■ **BRIEF**:
Extract all records. Keep each one exact.

___ INFORMATION GIVEN

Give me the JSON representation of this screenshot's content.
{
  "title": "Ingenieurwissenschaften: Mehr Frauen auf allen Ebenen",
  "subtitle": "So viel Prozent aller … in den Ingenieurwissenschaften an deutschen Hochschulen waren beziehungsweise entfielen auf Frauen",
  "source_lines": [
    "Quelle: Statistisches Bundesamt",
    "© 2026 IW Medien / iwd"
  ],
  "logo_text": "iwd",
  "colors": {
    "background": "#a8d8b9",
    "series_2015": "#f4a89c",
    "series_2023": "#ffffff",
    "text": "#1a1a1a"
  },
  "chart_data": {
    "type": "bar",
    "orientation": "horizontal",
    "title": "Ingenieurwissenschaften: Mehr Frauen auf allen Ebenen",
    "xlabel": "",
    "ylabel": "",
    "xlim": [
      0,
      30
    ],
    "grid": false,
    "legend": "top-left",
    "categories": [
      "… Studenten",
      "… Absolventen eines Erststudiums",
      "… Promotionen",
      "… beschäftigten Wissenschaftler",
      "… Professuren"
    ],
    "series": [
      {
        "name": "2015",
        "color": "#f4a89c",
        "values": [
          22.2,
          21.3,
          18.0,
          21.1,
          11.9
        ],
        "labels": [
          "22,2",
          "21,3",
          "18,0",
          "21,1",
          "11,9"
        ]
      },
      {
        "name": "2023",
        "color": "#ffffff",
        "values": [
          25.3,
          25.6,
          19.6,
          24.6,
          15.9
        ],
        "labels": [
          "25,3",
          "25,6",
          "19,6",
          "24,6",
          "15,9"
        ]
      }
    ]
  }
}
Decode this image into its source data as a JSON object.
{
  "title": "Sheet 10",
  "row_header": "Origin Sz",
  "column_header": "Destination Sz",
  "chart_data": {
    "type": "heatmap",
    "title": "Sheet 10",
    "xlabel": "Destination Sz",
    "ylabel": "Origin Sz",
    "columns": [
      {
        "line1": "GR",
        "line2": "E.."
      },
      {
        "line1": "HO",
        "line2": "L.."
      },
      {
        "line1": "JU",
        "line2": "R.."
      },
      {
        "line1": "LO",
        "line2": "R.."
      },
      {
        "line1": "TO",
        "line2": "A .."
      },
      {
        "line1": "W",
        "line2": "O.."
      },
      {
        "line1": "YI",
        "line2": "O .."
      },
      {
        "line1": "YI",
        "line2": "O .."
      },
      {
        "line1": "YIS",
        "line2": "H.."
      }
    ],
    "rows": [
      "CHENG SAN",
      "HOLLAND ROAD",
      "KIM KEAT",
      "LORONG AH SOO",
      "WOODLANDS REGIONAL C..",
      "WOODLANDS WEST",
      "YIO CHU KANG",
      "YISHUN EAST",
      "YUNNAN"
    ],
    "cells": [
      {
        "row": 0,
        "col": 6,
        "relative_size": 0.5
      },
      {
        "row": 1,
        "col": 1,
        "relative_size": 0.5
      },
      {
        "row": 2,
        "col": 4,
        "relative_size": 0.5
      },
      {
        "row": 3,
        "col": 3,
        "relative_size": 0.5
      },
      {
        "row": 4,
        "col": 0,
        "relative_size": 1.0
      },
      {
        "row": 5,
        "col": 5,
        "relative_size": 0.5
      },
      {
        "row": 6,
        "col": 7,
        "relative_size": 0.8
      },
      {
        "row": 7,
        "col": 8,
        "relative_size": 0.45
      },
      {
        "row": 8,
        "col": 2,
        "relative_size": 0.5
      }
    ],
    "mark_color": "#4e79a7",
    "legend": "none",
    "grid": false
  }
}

______

■ **EXERCISE SOLUTION**:
Give me the JSON representation of this screenshot's content.
{
  "title": "Ingenieurwissenschaften: Mehr Frauen auf allen Ebenen",
  "subtitle": "So viel Prozent aller … in den Ingenieurwissenschaften an deutschen Hochschulen waren beziehungsweise entfielen auf Frauen",
  "source_lines": [
    "Quelle: Statistisches Bundesamt",
    "© 2026 IW Medien / iwd"
  ],
  "logo_text": "iwd",
  "colors": {
    "background": "#a8d8b9",
    "series_2015": "#f4a89c",
    "series_2023": "#ffffff",
    "text": "#1a1a1a"
  },
  "chart_data": {
    "type": "bar",
    "orientation": "horizontal",
    "title": "Ingenieurwissenschaften: Mehr Frauen auf allen Ebenen",
    "xlabel": "",
    "ylabel": "",
    "xlim": [
      0,
      30
    ],
    "grid": false,
    "legend": "top-left",
    "categories": [
      "… Studenten",
      "… Absolventen eines Erststudiums",
      "… Promotionen",
      "… beschäftigten Wissenschaftler",
      "… Professuren"
    ],
    "series": [
      {
        "name": "2015",
        "color": "#f4a89c",
        "values": [
          22.2,
          21.3,
          18.0,
          21.1,
          11.9
        ],
        "labels": [
          "22,2",
          "21,3",
          "18,0",
          "21,1",
          "11,9"
        ]
      },
      {
        "name": "2023",
        "color": "#ffffff",
        "values": [
          25.3,
          25.6,
          19.6,
          24.6,
          15.9
        ],
        "labels": [
          "25,3",
          "25,6",
          "19,6",
          "24,6",
          "15,9"
        ]
      }
    ]
  }
}
Decode this image into its source data as a JSON object.
{
  "title": "Sheet 10",
  "row_header": "Origin Sz",
  "column_header": "Destination Sz",
  "chart_data": {
    "type": "heatmap",
    "title": "Sheet 10",
    "xlabel": "Destination Sz",
    "ylabel": "Origin Sz",
    "columns": [
      {
        "line1": "GR",
        "line2": "E.."
      },
      {
        "line1": "HO",
        "line2": "L.."
      },
      {
        "line1": "JU",
        "line2": "R.."
      },
      {
        "line1": "LO",
        "line2": "R.."
      },
      {
        "line1": "TO",
        "line2": "A .."
      },
      {
        "line1": "W",
        "line2": "O.."
      },
      {
        "line1": "YI",
        "line2": "O .."
      },
      {
        "line1": "YI",
        "line2": "O .."
      },
      {
        "line1": "YIS",
        "line2": "H.."
      }
    ],
    "rows": [
      "CHENG SAN",
      "HOLLAND ROAD",
      "KIM KEAT",
      "LORONG AH SOO",
      "WOODLANDS REGIONAL C..",
      "WOODLANDS WEST",
      "YIO CHU KANG",
      "YISHUN EAST",
      "YUNNAN"
    ],
    "cells": [
      {
        "row": 0,
        "col": 6,
        "relative_size": 0.5
      },
      {
        "row": 1,
        "col": 1,
        "relative_size": 0.5
      },
      {
        "row": 2,
        "col": 4,
        "relative_size": 0.5
      },
      {
        "row": 3,
        "col": 3,
        "relative_size": 0.5
      },
      {
        "row": 4,
        "col": 0,
        "relative_size": 1.0
      },
      {
        "row": 5,
        "col": 5,
        "relative_size": 0.5
      },
      {
        "row": 6,
        "col": 7,
        "relative_size": 0.8
      },
      {
        "row": 7,
        "col": 8,
        "relative_size": 0.45
      },
      {
        "row": 8,
        "col": 2,
        "relative_size": 0.5
      }
    ],
    "mark_color": "#4e79a7",
    "legend": "none",
    "grid": false
  }
}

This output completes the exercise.